### REQUEST
Omit the pictures from the entries below and retype everything else exactly.

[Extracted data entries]

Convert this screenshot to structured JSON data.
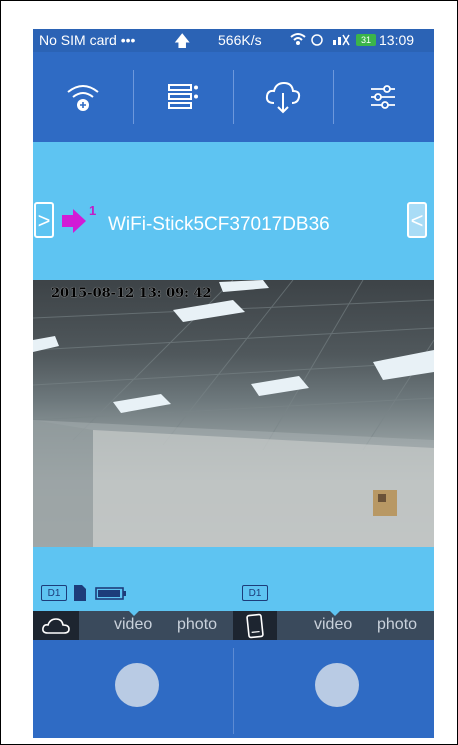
{
  "status_bar": {
    "carrier": "No SIM card",
    "dots": "•••",
    "upload_arrow": "🡅",
    "speed": "566K/s",
    "battery": "31",
    "time": "13:09"
  },
  "toolbar": {
    "items": [
      {
        "name": "wifi-add-icon"
      },
      {
        "name": "list-icon"
      },
      {
        "name": "cloud-download-icon"
      },
      {
        "name": "settings-sliders-icon"
      }
    ]
  },
  "device": {
    "left_nav": ">",
    "pointer_number": "1",
    "name": "WiFi-Stick5CF37017DB36",
    "right_nav": "<"
  },
  "video": {
    "timestamp": "2015-08-12 13: 09: 42"
  },
  "info": {
    "left_badge": "D1",
    "right_badge": "D1"
  },
  "tabs": {
    "left": {
      "video": "video",
      "photo": "photo"
    },
    "right": {
      "video": "video",
      "photo": "photo"
    }
  },
  "colors": {
    "toolbar": "#2f6bc4",
    "light_blue": "#5ec4f2",
    "tab_bar": "#3a4a5c",
    "pointer": "#d21bd6"
  }
}
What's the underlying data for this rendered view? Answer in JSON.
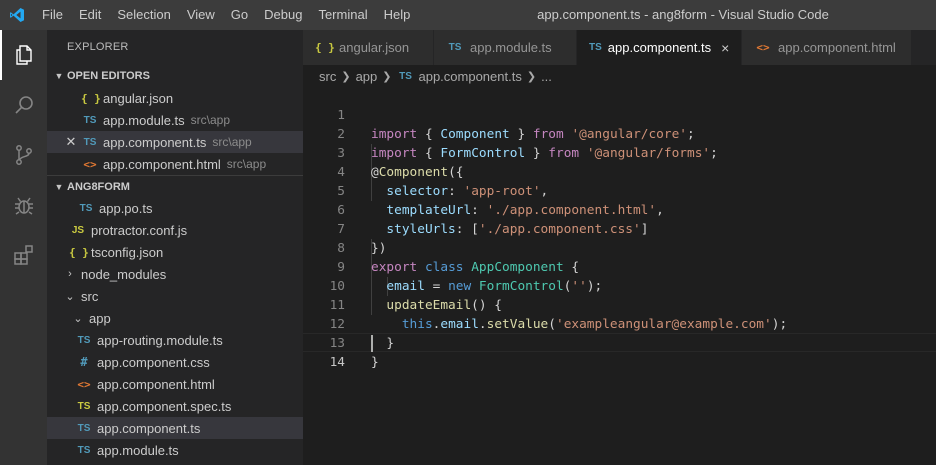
{
  "window": {
    "title": "app.component.ts - ang8form - Visual Studio Code"
  },
  "menu": [
    "File",
    "Edit",
    "Selection",
    "View",
    "Go",
    "Debug",
    "Terminal",
    "Help"
  ],
  "activity_bar": [
    "explorer-icon",
    "search-icon",
    "source-control-icon",
    "debug-icon",
    "extensions-icon"
  ],
  "sidebar": {
    "title": "EXPLORER",
    "open_editors_header": "OPEN EDITORS",
    "open_editors": [
      {
        "icon": "{ }",
        "name": "angular.json",
        "desc": ""
      },
      {
        "icon": "TS",
        "name": "app.module.ts",
        "desc": "src\\app"
      },
      {
        "icon": "TS",
        "name": "app.component.ts",
        "desc": "src\\app"
      },
      {
        "icon": "<>",
        "name": "app.component.html",
        "desc": "src\\app"
      }
    ],
    "project_header": "ANG8FORM",
    "tree": [
      {
        "icon": "TS",
        "name": "app.po.ts"
      },
      {
        "icon": "JS",
        "name": "protractor.conf.js"
      },
      {
        "icon": "{ }",
        "name": "tsconfig.json"
      },
      {
        "name": "node_modules"
      },
      {
        "name": "src"
      },
      {
        "name": "app"
      },
      {
        "icon": "TS",
        "name": "app-routing.module.ts"
      },
      {
        "icon": "#",
        "name": "app.component.css"
      },
      {
        "icon": "<>",
        "name": "app.component.html"
      },
      {
        "icon": "TS",
        "name": "app.component.spec.ts"
      },
      {
        "icon": "TS",
        "name": "app.component.ts"
      },
      {
        "icon": "TS",
        "name": "app.module.ts"
      }
    ]
  },
  "tabs": [
    {
      "icon": "{ }",
      "label": "angular.json"
    },
    {
      "icon": "TS",
      "label": "app.module.ts"
    },
    {
      "icon": "TS",
      "label": "app.component.ts",
      "close": "×"
    },
    {
      "icon": "<>",
      "label": "app.component.html"
    }
  ],
  "breadcrumb": {
    "part1": "src",
    "part2": "app",
    "icon": "TS",
    "part3": "app.component.ts",
    "part4": "..."
  },
  "editor": {
    "line_numbers": [
      "1",
      "2",
      "3",
      "4",
      "5",
      "6",
      "7",
      "8",
      "9",
      "10",
      "11",
      "12",
      "13",
      "14"
    ],
    "tokens": {
      "import": "import",
      "open_brace": "{",
      "close_brace": "}",
      "Component": "Component",
      "FormControl": "FormControl",
      "from": "from",
      "core_path": "'@angular/core'",
      "forms_path": "'@angular/forms'",
      "semi": ";",
      "decorator_at": "@",
      "decorator_open": "({",
      "selector": "selector",
      "selector_val": "'app-root'",
      "templateUrl": "templateUrl",
      "template_val": "'./app.component.html'",
      "styleUrls": "styleUrls",
      "style_val": "'./app.component.css'",
      "decorator_close": "})",
      "export": "export",
      "class": "class",
      "AppComponent": "AppComponent",
      "email": "email",
      "new": "new",
      "empty_str": "''",
      "updateEmail": "updateEmail",
      "this": "this",
      "setValue": "setValue",
      "email_val": "'exampleangular@example.com'"
    }
  }
}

### SOLVED EXERCISE
Convert this screenshot to structured JSON data.
{
  "status_bar": {
    "carrier": "No SIM card",
    "dots": "•••",
    "upload_arrow": "🡅",
    "speed": "566K/s",
    "battery": "31",
    "time": "13:09"
  },
  "toolbar": {
    "items": [
      {
        "name": "wifi-add-icon"
      },
      {
        "name": "list-icon"
      },
      {
        "name": "cloud-download-icon"
      },
      {
        "name": "settings-sliders-icon"
      }
    ]
  },
  "device": {
    "left_nav": ">",
    "pointer_number": "1",
    "name": "WiFi-Stick5CF37017DB36",
    "right_nav": "<"
  },
  "video": {
    "timestamp": "2015-08-12 13: 09: 42"
  },
  "info": {
    "left_badge": "D1",
    "right_badge": "D1"
  },
  "tabs": {
    "left": {
      "video": "video",
      "photo": "photo"
    },
    "right": {
      "video": "video",
      "photo": "photo"
    }
  },
  "colors": {
    "toolbar": "#2f6bc4",
    "light_blue": "#5ec4f2",
    "tab_bar": "#3a4a5c",
    "pointer": "#d21bd6"
  }
}
What's the underlying data for this rendered view? Answer in JSON.
{
  "window": {
    "title": "app.component.ts - ang8form - Visual Studio Code"
  },
  "menu": [
    "File",
    "Edit",
    "Selection",
    "View",
    "Go",
    "Debug",
    "Terminal",
    "Help"
  ],
  "activity_bar": [
    "explorer-icon",
    "search-icon",
    "source-control-icon",
    "debug-icon",
    "extensions-icon"
  ],
  "sidebar": {
    "title": "EXPLORER",
    "open_editors_header": "OPEN EDITORS",
    "open_editors": [
      {
        "icon": "{ }",
        "name": "angular.json",
        "desc": ""
      },
      {
        "icon": "TS",
        "name": "app.module.ts",
        "desc": "src\\app"
      },
      {
        "icon": "TS",
        "name": "app.component.ts",
        "desc": "src\\app"
      },
      {
        "icon": "<>",
        "name": "app.component.html",
        "desc": "src\\app"
      }
    ],
    "project_header": "ANG8FORM",
    "tree": [
      {
        "icon": "TS",
        "name": "app.po.ts"
      },
      {
        "icon": "JS",
        "name": "protractor.conf.js"
      },
      {
        "icon": "{ }",
        "name": "tsconfig.json"
      },
      {
        "name": "node_modules"
      },
      {
        "name": "src"
      },
      {
        "name": "app"
      },
      {
        "icon": "TS",
        "name": "app-routing.module.ts"
      },
      {
        "icon": "#",
        "name": "app.component.css"
      },
      {
        "icon": "<>",
        "name": "app.component.html"
      },
      {
        "icon": "TS",
        "name": "app.component.spec.ts"
      },
      {
        "icon": "TS",
        "name": "app.component.ts"
      },
      {
        "icon": "TS",
        "name": "app.module.ts"
      }
    ]
  },
  "tabs": [
    {
      "icon": "{ }",
      "label": "angular.json"
    },
    {
      "icon": "TS",
      "label": "app.module.ts"
    },
    {
      "icon": "TS",
      "label": "app.component.ts",
      "close": "×"
    },
    {
      "icon": "<>",
      "label": "app.component.html"
    }
  ],
  "breadcrumb": {
    "part1": "src",
    "part2": "app",
    "icon": "TS",
    "part3": "app.component.ts",
    "part4": "..."
  },
  "editor": {
    "line_numbers": [
      "1",
      "2",
      "3",
      "4",
      "5",
      "6",
      "7",
      "8",
      "9",
      "10",
      "11",
      "12",
      "13",
      "14"
    ],
    "tokens": {
      "import": "import",
      "open_brace": "{",
      "close_brace": "}",
      "Component": "Component",
      "FormControl": "FormControl",
      "from": "from",
      "core_path": "'@angular/core'",
      "forms_path": "'@angular/forms'",
      "semi": ";",
      "decorator_at": "@",
      "decorator_open": "({",
      "selector": "selector",
      "selector_val": "'app-root'",
      "templateUrl": "templateUrl",
      "template_val": "'./app.component.html'",
      "styleUrls": "styleUrls",
      "style_val": "'./app.component.css'",
      "decorator_close": "})",
      "export": "export",
      "class": "class",
      "AppComponent": "AppComponent",
      "email": "email",
      "new": "new",
      "empty_str": "''",
      "updateEmail": "updateEmail",
      "this": "this",
      "setValue": "setValue",
      "email_val": "'exampleangular@example.com'"
    }
  }
}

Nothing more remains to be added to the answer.